━━━━━ Provided data ━━━━━

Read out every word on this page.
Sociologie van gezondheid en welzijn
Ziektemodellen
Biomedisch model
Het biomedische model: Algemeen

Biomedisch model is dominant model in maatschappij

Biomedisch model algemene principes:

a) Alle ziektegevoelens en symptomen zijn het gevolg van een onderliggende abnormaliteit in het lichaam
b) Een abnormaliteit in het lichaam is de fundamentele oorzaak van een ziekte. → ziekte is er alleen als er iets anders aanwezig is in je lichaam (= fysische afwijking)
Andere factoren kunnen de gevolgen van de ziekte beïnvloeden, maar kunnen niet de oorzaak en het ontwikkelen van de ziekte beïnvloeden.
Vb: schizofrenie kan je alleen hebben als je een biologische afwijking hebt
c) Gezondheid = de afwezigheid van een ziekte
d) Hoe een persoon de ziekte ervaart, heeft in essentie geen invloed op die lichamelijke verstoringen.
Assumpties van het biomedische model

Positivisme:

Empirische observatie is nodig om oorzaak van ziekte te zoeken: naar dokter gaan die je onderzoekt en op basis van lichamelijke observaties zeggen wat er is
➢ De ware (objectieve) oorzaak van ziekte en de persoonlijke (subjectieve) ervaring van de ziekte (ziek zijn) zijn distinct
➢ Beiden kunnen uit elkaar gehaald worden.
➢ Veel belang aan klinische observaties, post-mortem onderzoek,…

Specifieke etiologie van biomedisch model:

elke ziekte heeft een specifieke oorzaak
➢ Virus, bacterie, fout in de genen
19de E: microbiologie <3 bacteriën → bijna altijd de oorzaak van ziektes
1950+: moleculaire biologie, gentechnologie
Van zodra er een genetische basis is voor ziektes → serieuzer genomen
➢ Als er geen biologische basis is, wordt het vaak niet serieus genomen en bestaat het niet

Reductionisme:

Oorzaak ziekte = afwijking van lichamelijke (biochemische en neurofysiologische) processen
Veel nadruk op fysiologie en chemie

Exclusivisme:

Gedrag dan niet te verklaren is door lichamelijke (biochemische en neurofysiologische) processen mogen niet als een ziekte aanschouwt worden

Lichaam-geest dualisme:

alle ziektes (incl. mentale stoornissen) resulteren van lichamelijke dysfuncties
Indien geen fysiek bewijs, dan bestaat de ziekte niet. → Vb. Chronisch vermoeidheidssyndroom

━━━━━

## What the task requires
Show every line above in which the word "kunnen" is found.

## Task solution
Andere factoren kunnen de gevolgen van de ziekte beïnvloeden, maar kunnen niet de oorzaak en het ontwikkelen van de ziekte beïnvloeden.
➢ Beiden kunnen uit elkaar gehaald worden.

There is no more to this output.